Start of Source records
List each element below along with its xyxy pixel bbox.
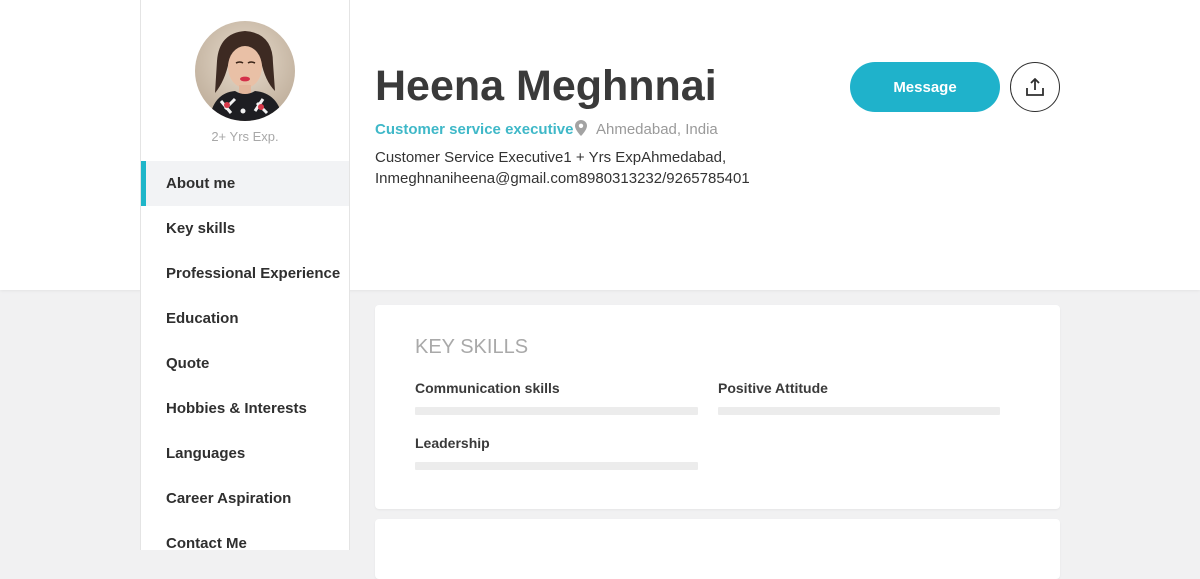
profile-name: Heena Meghnnai <box>375 62 717 110</box>
next-section-card <box>375 519 1060 579</box>
profile-location: Ahmedabad, India <box>596 121 718 138</box>
skill-item: Leadership <box>415 433 698 470</box>
key-skills-title: KEY SKILLS <box>415 336 529 358</box>
sidebar-item-quote[interactable]: Quote <box>141 341 349 386</box>
message-button[interactable]: Message <box>850 62 1000 112</box>
share-upload-icon <box>1025 77 1045 97</box>
skill-name: Communication skills <box>415 380 560 396</box>
skill-name: Leadership <box>415 435 490 451</box>
profile-role: Customer service executive <box>375 121 574 138</box>
profile-bio: Customer Service Executive1 + Yrs ExpAhm… <box>375 147 795 189</box>
share-button[interactable] <box>1010 62 1060 112</box>
sidebar-item-hobbies-interests[interactable]: Hobbies & Interests <box>141 386 349 431</box>
sidebar-item-key-skills[interactable]: Key skills <box>141 206 349 251</box>
key-skills-card: KEY SKILLS Communication skills Positive… <box>375 305 1060 509</box>
sidebar-item-languages[interactable]: Languages <box>141 431 349 476</box>
skill-bar <box>415 407 698 415</box>
skill-item: Positive Attitude <box>718 378 1000 415</box>
bio-line: Customer Service Executive1 + Yrs ExpAhm… <box>375 149 727 166</box>
skill-name: Positive Attitude <box>718 380 828 396</box>
location-pin-icon <box>575 120 587 141</box>
experience-label: 2+ Yrs Exp. <box>211 129 279 144</box>
sidebar-item-career-aspiration[interactable]: Career Aspiration <box>141 476 349 521</box>
skill-item: Communication skills <box>415 378 698 415</box>
avatar <box>195 21 295 121</box>
sidebar-item-contact-me[interactable]: Contact Me <box>141 521 349 566</box>
sidebar-item-about-me[interactable]: About me <box>141 161 349 206</box>
skill-bar <box>415 462 698 470</box>
bio-line: Inmeghnaniheena@gmail.com8980313232/9265… <box>375 170 750 187</box>
sidebar-nav: About me Key skills Professional Experie… <box>141 161 349 566</box>
skill-bar <box>718 407 1000 415</box>
sidebar-item-professional-experience[interactable]: Professional Experience <box>141 251 349 296</box>
avatar-photo <box>195 21 295 121</box>
sidebar-item-education[interactable]: Education <box>141 296 349 341</box>
sidebar: 2+ Yrs Exp. About me Key skills Professi… <box>140 0 350 552</box>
End of Source records
=== Exercise directions ===
Rewrite the part of the data that opens with the line containing "profile-name: Heena Meghnnai" and closes with the line containing "share-upload-icon <box>1025 77 1045 97</box>". Replace "Leadership" with "Teamwork" and keep everything else the same.

=== Result below ===
profile-name: Heena Meghnnai <box>375 62 717 110</box>
next-section-card <box>375 519 1060 579</box>
profile-location: Ahmedabad, India <box>596 121 718 138</box>
skill-item: Teamwork <box>415 433 698 470</box>
key-skills-title: KEY SKILLS <box>415 336 529 358</box>
sidebar-item-quote[interactable]: Quote <box>141 341 349 386</box>
message-button[interactable]: Message <box>850 62 1000 112</box>
share-upload-icon <box>1025 77 1045 97</box>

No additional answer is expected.